## [Exercise inputs]
'''
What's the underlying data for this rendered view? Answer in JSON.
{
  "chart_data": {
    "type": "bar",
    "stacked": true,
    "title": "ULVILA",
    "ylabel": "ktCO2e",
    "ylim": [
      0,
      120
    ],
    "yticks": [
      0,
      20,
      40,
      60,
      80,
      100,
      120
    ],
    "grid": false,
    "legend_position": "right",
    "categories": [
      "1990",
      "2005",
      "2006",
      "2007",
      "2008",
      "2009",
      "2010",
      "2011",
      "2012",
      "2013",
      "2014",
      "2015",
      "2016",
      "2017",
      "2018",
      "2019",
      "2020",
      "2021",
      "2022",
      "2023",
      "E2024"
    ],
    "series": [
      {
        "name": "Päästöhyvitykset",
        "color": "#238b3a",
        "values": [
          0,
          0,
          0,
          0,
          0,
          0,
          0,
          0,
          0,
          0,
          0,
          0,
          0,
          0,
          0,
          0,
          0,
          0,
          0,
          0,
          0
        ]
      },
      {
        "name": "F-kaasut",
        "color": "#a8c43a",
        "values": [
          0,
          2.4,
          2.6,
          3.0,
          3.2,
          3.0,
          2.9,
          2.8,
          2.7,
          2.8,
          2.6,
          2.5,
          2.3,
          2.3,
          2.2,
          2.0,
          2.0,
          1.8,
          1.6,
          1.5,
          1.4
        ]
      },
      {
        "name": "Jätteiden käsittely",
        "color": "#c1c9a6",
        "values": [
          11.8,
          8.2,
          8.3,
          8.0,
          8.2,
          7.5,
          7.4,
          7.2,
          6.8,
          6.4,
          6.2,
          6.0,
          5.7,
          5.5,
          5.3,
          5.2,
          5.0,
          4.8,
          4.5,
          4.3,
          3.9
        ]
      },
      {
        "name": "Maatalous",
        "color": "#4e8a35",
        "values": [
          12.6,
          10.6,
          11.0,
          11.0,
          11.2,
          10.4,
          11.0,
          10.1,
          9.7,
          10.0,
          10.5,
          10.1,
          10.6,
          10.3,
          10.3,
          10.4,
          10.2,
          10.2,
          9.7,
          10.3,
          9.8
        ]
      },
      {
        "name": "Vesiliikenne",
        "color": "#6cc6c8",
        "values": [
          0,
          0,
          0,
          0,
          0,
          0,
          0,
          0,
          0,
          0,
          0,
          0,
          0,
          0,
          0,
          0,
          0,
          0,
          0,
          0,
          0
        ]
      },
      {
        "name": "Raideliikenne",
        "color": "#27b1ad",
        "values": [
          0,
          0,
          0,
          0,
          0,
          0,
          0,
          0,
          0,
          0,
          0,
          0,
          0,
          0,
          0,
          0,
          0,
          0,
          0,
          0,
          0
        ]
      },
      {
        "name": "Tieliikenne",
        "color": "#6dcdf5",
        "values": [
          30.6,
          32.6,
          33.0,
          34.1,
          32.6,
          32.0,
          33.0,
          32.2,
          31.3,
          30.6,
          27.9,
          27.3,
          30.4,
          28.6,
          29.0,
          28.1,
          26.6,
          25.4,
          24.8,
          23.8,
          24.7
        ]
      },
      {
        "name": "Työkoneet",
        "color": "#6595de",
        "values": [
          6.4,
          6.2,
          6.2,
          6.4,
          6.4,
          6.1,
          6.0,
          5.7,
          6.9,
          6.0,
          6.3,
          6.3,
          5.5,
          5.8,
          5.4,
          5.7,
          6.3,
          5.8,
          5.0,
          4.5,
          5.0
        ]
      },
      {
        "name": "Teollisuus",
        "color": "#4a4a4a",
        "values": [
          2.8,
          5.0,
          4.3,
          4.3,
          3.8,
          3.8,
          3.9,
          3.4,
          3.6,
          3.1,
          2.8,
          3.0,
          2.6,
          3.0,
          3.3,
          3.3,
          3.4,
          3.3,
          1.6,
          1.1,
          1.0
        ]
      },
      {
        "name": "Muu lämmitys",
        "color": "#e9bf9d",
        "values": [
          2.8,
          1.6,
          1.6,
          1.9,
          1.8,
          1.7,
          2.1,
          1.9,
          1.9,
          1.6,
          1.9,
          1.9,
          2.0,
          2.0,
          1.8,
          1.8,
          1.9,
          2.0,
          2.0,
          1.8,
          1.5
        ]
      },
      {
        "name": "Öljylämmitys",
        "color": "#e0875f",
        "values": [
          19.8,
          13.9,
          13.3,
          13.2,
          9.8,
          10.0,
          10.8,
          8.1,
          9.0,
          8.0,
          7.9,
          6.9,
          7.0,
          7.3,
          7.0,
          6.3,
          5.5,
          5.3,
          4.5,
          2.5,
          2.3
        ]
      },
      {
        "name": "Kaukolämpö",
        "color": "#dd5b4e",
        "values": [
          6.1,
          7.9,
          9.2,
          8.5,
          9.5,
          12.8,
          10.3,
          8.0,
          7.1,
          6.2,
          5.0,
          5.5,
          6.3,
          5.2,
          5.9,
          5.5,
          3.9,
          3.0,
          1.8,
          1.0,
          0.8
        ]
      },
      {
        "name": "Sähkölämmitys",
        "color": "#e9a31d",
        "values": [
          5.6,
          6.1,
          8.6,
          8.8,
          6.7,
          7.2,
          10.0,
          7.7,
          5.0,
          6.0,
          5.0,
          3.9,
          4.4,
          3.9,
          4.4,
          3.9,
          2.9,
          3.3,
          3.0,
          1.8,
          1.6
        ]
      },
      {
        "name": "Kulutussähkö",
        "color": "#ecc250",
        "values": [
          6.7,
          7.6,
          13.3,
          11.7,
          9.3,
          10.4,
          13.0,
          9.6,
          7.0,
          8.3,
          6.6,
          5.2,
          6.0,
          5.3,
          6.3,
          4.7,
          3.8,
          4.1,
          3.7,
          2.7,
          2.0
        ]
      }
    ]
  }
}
'''
## [Objective]
Retype all of the material, keeping each line exact.

## [Output below]
What's the underlying data for this rendered view? Answer in JSON.
{
  "chart_data": {
    "type": "bar",
    "stacked": true,
    "title": "ULVILA",
    "ylabel": "ktCO2e",
    "ylim": [
      0,
      120
    ],
    "yticks": [
      0,
      20,
      40,
      60,
      80,
      100,
      120
    ],
    "grid": false,
    "legend_position": "right",
    "categories": [
      "1990",
      "2005",
      "2006",
      "2007",
      "2008",
      "2009",
      "2010",
      "2011",
      "2012",
      "2013",
      "2014",
      "2015",
      "2016",
      "2017",
      "2018",
      "2019",
      "2020",
      "2021",
      "2022",
      "2023",
      "E2024"
    ],
    "series": [
      {
        "name": "Päästöhyvitykset",
        "color": "#238b3a",
        "values": [
          0,
          0,
          0,
          0,
          0,
          0,
          0,
          0,
          0,
          0,
          0,
          0,
          0,
          0,
          0,
          0,
          0,
          0,
          0,
          0,
          0
        ]
      },
      {
        "name": "F-kaasut",
        "color": "#a8c43a",
        "values": [
          0,
          2.4,
          2.6,
          3.0,
          3.2,
          3.0,
          2.9,
          2.8,
          2.7,
          2.8,
          2.6,
          2.5,
          2.3,
          2.3,
          2.2,
          2.0,
          2.0,
          1.8,
          1.6,
          1.5,
          1.4
        ]
      },
      {
        "name": "Jätteiden käsittely",
        "color": "#c1c9a6",
        "values": [
          11.8,
          8.2,
          8.3,
          8.0,
          8.2,
          7.5,
          7.4,
          7.2,
          6.8,
          6.4,
          6.2,
          6.0,
          5.7,
          5.5,
          5.3,
          5.2,
          5.0,
          4.8,
          4.5,
          4.3,
          3.9
        ]
      },
      {
        "name": "Maatalous",
        "color": "#4e8a35",
        "values": [
          12.6,
          10.6,
          11.0,
          11.0,
          11.2,
          10.4,
          11.0,
          10.1,
          9.7,
          10.0,
          10.5,
          10.1,
          10.6,
          10.3,
          10.3,
          10.4,
          10.2,
          10.2,
          9.7,
          10.3,
          9.8
        ]
      },
      {
        "name": "Vesiliikenne",
        "color": "#6cc6c8",
        "values": [
          0,
          0,
          0,
          0,
          0,
          0,
          0,
          0,
          0,
          0,
          0,
          0,
          0,
          0,
          0,
          0,
          0,
          0,
          0,
          0,
          0
        ]
      },
      {
        "name": "Raideliikenne",
        "color": "#27b1ad",
        "values": [
          0,
          0,
          0,
          0,
          0,
          0,
          0,
          0,
          0,
          0,
          0,
          0,
          0,
          0,
          0,
          0,
          0,
          0,
          0,
          0,
          0
        ]
      },
      {
        "name": "Tieliikenne",
        "color": "#6dcdf5",
        "values": [
          30.6,
          32.6,
          33.0,
          34.1,
          32.6,
          32.0,
          33.0,
          32.2,
          31.3,
          30.6,
          27.9,
          27.3,
          30.4,
          28.6,
          29.0,
          28.1,
          26.6,
          25.4,
          24.8,
          23.8,
          24.7
        ]
      },
      {
        "name": "Työkoneet",
        "color": "#6595de",
        "values": [
          6.4,
          6.2,
          6.2,
          6.4,
          6.4,
          6.1,
          6.0,
          5.7,
          6.9,
          6.0,
          6.3,
          6.3,
          5.5,
          5.8,
          5.4,
          5.7,
          6.3,
          5.8,
          5.0,
          4.5,
          5.0
        ]
      },
      {
        "name": "Teollisuus",
        "color": "#4a4a4a",
        "values": [
          2.8,
          5.0,
          4.3,
          4.3,
          3.8,
          3.8,
          3.9,
          3.4,
          3.6,
          3.1,
          2.8,
          3.0,
          2.6,
          3.0,
          3.3,
          3.3,
          3.4,
          3.3,
          1.6,
          1.1,
          1.0
        ]
      },
      {
        "name": "Muu lämmitys",
        "color": "#e9bf9d",
        "values": [
          2.8,
          1.6,
          1.6,
          1.9,
          1.8,
          1.7,
          2.1,
          1.9,
          1.9,
          1.6,
          1.9,
          1.9,
          2.0,
          2.0,
          1.8,
          1.8,
          1.9,
          2.0,
          2.0,
          1.8,
          1.5
        ]
      },
      {
        "name": "Öljylämmitys",
        "color": "#e0875f",
        "values": [
          19.8,
          13.9,
          13.3,
          13.2,
          9.8,
          10.0,
          10.8,
          8.1,
          9.0,
          8.0,
          7.9,
          6.9,
          7.0,
          7.3,
          7.0,
          6.3,
          5.5,
          5.3,
          4.5,
          2.5,
          2.3
        ]
      },
      {
        "name": "Kaukolämpö",
        "color": "#dd5b4e",
        "values": [
          6.1,
          7.9,
          9.2,
          8.5,
          9.5,
          12.8,
          10.3,
          8.0,
          7.1,
          6.2,
          5.0,
          5.5,
          6.3,
          5.2,
          5.9,
          5.5,
          3.9,
          3.0,
          1.8,
          1.0,
          0.8
        ]
      },
      {
        "name": "Sähkölämmitys",
        "color": "#e9a31d",
        "values": [
          5.6,
          6.1,
          8.6,
          8.8,
          6.7,
          7.2,
          10.0,
          7.7,
          5.0,
          6.0,
          5.0,
          3.9,
          4.4,
          3.9,
          4.4,
          3.9,
          2.9,
          3.3,
          3.0,
          1.8,
          1.6
        ]
      },
      {
        "name": "Kulutussähkö",
        "color": "#ecc250",
        "values": [
          6.7,
          7.6,
          13.3,
          11.7,
          9.3,
          10.4,
          13.0,
          9.6,
          7.0,
          8.3,
          6.6,
          5.2,
          6.0,
          5.3,
          6.3,
          4.7,
          3.8,
          4.1,
          3.7,
          2.7,
          2.0
        ]
      }
    ]
  }
}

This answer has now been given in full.